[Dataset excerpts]
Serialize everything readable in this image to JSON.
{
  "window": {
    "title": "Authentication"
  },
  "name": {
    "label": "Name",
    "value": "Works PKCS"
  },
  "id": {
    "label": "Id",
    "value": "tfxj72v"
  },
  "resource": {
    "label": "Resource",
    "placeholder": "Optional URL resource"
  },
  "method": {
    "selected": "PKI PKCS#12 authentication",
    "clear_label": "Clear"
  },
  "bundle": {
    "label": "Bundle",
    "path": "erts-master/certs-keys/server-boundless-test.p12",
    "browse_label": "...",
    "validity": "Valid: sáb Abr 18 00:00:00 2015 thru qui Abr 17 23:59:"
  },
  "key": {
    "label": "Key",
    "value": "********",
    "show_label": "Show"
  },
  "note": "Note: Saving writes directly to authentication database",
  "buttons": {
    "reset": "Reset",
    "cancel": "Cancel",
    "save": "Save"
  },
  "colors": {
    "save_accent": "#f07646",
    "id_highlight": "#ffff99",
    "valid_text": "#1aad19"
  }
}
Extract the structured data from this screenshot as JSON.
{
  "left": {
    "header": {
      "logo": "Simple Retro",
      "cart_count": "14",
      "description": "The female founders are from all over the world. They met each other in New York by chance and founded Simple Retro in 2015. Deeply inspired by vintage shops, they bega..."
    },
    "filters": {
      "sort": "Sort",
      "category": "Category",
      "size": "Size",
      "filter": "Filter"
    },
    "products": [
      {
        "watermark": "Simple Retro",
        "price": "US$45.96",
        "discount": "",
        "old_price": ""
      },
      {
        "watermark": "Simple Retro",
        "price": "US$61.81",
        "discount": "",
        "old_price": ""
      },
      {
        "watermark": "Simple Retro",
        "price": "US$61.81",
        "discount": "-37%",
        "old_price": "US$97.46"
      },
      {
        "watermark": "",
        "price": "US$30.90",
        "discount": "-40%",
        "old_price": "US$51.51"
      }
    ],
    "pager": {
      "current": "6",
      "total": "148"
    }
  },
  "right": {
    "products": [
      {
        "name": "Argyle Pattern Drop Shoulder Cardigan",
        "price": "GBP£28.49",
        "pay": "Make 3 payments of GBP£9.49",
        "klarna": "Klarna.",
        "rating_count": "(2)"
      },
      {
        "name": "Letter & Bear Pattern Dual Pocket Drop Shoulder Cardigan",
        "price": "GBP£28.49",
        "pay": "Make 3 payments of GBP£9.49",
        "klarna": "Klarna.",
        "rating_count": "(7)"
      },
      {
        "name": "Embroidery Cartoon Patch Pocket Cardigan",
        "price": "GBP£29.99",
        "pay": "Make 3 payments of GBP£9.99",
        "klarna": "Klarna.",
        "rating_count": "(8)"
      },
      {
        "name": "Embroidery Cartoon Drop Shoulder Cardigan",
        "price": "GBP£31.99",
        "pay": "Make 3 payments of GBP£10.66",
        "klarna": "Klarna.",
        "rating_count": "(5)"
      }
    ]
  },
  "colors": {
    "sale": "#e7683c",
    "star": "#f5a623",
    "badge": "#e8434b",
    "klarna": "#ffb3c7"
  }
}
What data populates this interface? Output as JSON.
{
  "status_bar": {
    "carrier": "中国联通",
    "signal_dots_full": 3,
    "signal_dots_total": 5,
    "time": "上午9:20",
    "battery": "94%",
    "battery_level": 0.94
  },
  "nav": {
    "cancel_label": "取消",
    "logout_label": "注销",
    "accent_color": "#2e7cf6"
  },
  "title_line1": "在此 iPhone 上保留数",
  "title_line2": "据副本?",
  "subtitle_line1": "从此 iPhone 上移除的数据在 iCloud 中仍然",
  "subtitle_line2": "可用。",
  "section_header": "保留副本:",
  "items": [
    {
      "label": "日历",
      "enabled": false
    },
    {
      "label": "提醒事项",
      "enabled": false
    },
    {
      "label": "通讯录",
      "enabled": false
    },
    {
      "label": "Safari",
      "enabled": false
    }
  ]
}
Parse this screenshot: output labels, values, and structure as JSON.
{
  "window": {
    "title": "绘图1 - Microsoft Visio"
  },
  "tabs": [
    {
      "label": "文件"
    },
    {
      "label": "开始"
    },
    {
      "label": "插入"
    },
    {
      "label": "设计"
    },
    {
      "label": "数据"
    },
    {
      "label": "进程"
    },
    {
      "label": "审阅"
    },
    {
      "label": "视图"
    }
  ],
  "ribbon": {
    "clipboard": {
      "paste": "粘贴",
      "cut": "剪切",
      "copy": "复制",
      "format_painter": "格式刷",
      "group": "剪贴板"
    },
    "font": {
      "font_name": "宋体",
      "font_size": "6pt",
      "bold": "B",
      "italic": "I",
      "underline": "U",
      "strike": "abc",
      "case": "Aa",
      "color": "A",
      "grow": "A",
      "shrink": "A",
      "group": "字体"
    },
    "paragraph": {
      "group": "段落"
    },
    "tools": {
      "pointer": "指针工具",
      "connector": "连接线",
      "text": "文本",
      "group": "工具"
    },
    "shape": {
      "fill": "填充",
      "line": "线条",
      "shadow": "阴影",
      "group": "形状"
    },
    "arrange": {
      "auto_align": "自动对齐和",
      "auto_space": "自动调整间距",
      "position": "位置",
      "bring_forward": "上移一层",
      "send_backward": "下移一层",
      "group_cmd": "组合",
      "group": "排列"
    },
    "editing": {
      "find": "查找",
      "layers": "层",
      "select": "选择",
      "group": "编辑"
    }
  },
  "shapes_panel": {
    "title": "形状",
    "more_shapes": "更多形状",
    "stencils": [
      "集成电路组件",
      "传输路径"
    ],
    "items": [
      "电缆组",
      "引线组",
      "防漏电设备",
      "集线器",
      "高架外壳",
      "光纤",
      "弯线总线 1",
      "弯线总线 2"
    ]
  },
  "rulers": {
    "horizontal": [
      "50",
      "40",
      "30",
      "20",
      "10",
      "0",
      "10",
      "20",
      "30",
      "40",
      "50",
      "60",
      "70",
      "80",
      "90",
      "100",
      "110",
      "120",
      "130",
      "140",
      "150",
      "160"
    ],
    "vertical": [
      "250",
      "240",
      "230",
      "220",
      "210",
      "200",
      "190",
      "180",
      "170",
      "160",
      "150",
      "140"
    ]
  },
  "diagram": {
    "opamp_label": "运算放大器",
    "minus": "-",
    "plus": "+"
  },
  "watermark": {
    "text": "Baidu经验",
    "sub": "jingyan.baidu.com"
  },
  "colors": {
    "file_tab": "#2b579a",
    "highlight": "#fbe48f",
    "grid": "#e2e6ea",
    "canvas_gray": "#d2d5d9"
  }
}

What you will do: Tally the lines of the records holding the word "JSON", then state only the tally.

Exercise response: 4